- _Supplied data_:
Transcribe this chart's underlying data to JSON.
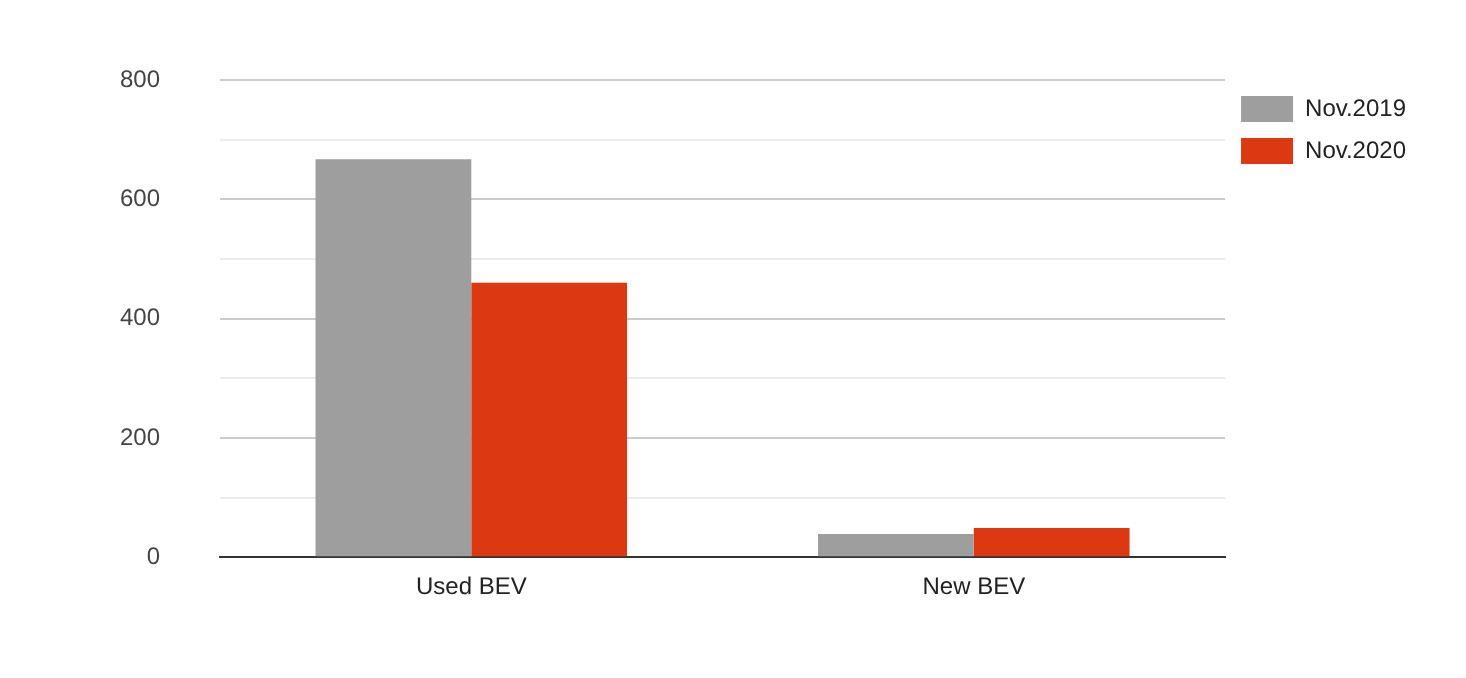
{
  "chart_data": {
    "type": "bar",
    "categories": [
      "Used BEV",
      "New BEV"
    ],
    "series": [
      {
        "name": "Nov.2019",
        "color": "#9e9e9e",
        "values": [
          667,
          39
        ]
      },
      {
        "name": "Nov.2020",
        "color": "#dc3912",
        "values": [
          460,
          49
        ]
      }
    ],
    "ylim": [
      0,
      800
    ],
    "yticks": [
      0,
      {
        "value": 100,
        "label": null
      },
      200,
      {
        "value": 300,
        "label": null
      },
      400,
      {
        "value": 500,
        "label": null
      },
      600,
      {
        "value": 700,
        "label": null
      },
      800
    ],
    "grid": "y",
    "legend": "top right"
  }
}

- _Short exercise_:
Repeat the data above exactly, but not the pictures.

- _Response to this exercise_:
Transcribe this chart's underlying data to JSON.
{
  "chart_data": {
    "type": "bar",
    "categories": [
      "Used BEV",
      "New BEV"
    ],
    "series": [
      {
        "name": "Nov.2019",
        "color": "#9e9e9e",
        "values": [
          667,
          39
        ]
      },
      {
        "name": "Nov.2020",
        "color": "#dc3912",
        "values": [
          460,
          49
        ]
      }
    ],
    "ylim": [
      0,
      800
    ],
    "yticks": [
      0,
      {
        "value": 100,
        "label": null
      },
      200,
      {
        "value": 300,
        "label": null
      },
      400,
      {
        "value": 500,
        "label": null
      },
      600,
      {
        "value": 700,
        "label": null
      },
      800
    ],
    "grid": "y",
    "legend": "top right"
  }
}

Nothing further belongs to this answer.